▸ What is asked: In the listing below, pick out lines with "Folkemuseum".
------------------------
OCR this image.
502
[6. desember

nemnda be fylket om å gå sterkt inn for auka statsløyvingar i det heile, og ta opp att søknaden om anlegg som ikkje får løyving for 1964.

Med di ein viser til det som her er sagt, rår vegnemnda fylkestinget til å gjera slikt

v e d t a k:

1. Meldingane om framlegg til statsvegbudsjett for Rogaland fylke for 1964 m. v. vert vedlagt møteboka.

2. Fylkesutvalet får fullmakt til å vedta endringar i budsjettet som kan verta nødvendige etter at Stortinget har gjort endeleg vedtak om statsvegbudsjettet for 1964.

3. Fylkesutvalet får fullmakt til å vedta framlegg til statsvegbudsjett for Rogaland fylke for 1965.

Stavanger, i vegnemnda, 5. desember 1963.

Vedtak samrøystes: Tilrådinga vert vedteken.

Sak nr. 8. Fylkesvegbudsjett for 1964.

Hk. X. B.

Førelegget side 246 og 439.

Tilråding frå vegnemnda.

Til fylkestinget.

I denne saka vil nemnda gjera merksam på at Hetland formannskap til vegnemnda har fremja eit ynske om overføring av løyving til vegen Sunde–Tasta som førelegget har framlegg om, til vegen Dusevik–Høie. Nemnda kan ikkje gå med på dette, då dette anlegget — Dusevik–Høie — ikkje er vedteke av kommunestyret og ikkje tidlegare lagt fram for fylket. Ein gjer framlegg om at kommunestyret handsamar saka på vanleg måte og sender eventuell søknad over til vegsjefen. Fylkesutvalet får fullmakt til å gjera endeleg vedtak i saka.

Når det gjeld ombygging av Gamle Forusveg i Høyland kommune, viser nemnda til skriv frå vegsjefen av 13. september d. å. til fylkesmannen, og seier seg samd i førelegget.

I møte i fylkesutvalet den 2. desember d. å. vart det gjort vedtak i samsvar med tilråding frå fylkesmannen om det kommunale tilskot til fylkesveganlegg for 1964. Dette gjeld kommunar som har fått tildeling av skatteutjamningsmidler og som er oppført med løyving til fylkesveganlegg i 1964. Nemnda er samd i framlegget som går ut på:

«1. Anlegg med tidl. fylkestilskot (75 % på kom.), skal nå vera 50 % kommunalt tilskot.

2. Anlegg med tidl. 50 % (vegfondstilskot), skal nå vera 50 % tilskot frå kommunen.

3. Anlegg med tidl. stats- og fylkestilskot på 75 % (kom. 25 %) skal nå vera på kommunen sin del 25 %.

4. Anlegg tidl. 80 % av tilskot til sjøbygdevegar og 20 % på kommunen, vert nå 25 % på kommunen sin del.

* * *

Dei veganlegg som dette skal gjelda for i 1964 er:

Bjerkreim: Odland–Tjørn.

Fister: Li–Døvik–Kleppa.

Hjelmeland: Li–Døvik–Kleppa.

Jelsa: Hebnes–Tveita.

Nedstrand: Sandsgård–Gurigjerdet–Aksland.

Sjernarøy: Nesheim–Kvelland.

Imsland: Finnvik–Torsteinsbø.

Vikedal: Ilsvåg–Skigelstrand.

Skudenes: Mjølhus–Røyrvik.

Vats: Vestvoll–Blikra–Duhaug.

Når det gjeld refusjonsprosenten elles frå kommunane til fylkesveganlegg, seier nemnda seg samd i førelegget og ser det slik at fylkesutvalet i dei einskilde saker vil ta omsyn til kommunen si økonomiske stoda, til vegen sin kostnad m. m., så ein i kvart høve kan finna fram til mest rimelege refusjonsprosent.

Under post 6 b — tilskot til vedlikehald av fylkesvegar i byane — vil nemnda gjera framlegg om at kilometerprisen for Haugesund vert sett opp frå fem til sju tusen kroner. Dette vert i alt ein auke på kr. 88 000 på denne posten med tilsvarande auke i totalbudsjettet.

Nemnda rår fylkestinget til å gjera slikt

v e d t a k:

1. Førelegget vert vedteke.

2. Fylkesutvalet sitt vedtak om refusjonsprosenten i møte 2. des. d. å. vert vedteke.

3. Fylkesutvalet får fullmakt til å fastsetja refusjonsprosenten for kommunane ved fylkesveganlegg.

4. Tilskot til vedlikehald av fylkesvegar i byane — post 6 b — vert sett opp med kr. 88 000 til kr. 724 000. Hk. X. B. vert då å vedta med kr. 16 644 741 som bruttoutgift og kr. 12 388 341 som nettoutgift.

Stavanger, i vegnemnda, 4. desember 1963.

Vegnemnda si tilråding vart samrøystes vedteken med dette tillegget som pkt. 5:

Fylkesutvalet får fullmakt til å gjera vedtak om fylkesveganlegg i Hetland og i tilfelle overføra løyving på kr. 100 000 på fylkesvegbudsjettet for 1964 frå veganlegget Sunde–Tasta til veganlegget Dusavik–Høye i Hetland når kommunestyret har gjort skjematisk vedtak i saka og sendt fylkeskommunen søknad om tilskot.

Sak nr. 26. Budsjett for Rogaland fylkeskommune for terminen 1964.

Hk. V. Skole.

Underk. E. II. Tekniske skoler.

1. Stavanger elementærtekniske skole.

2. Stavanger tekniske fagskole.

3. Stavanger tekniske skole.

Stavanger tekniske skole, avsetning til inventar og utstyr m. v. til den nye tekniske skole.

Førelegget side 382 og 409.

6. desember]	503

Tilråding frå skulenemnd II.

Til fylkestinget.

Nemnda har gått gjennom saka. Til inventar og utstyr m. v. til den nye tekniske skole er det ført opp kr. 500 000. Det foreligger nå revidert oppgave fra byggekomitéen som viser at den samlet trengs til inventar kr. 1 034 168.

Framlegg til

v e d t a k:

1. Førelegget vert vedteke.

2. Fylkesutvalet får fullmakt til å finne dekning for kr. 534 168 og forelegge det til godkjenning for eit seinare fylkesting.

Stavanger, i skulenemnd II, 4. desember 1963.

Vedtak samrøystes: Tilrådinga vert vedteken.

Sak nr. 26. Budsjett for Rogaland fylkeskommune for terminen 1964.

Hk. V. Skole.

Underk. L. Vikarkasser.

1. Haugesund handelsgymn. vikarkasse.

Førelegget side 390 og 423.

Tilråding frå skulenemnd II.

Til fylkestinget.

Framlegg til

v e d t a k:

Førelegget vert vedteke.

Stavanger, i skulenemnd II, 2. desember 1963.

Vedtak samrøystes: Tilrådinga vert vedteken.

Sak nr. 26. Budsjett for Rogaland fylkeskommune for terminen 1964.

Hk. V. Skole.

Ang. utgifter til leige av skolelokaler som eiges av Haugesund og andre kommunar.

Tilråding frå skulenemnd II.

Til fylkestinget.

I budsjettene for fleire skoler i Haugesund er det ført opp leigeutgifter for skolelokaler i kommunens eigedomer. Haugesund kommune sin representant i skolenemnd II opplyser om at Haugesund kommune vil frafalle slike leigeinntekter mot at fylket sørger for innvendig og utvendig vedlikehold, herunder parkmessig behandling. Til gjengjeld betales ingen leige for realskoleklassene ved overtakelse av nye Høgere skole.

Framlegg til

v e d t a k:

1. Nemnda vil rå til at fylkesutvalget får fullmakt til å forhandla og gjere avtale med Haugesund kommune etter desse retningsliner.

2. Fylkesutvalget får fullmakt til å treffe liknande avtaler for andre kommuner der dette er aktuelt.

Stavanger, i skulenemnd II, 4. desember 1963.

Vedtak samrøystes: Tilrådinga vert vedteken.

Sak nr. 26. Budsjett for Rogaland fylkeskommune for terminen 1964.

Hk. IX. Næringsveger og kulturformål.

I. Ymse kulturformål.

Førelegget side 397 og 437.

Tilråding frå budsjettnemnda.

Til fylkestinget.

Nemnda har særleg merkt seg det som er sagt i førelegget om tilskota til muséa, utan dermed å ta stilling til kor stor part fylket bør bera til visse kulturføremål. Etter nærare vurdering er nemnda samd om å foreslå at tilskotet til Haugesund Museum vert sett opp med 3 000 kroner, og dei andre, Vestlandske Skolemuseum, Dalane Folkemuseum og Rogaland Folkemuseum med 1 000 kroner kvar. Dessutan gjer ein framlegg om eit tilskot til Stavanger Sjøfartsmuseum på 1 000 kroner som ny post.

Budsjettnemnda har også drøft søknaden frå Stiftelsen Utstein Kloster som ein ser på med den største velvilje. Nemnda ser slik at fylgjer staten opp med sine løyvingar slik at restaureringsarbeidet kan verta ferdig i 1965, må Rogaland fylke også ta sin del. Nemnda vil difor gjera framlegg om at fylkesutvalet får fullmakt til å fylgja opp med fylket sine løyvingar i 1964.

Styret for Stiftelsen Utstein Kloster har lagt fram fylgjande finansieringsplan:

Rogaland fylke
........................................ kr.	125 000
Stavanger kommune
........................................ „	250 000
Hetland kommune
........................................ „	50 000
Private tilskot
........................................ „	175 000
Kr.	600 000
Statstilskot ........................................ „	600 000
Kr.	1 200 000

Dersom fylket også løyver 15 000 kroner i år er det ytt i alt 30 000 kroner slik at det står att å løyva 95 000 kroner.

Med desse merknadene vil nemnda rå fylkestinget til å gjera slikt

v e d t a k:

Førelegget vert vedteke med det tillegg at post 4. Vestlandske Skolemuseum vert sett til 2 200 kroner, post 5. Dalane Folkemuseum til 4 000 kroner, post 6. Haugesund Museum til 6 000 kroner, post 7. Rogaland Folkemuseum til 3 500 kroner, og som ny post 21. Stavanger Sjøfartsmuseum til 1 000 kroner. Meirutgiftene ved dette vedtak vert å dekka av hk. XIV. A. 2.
------------------------
▸ Result:
Nemnda har særleg merkt seg det som er sagt i førelegget om tilskota til muséa, utan dermed å ta stilling til kor stor part fylket bør bera til visse kulturføremål. Etter nærare vurdering er nemnda samd om å foreslå at tilskotet til Haugesund Museum vert sett opp med 3 000 kroner, og dei andre, Vestlandske Skolemuseum, Dalane Folkemuseum og Rogaland Folkemuseum med 1 000 kroner kvar. Dessutan gjer ein framlegg om eit tilskot til Stavanger Sjøfartsmuseum på 1 000 kroner som ny post.
Førelegget vert vedteke med det tillegg at post 4. Vestlandske Skolemuseum vert sett til 2 200 kroner, post 5. Dalane Folkemuseum til 4 000 kroner, post 6. Haugesund Museum til 6 000 kroner, post 7. Rogaland Folkemuseum til 3 500 kroner, og som ny post 21. Stavanger Sjøfartsmuseum til 1 000 kroner. Meirutgiftene ved dette vedtak vert å dekka av hk. XIV. A. 2.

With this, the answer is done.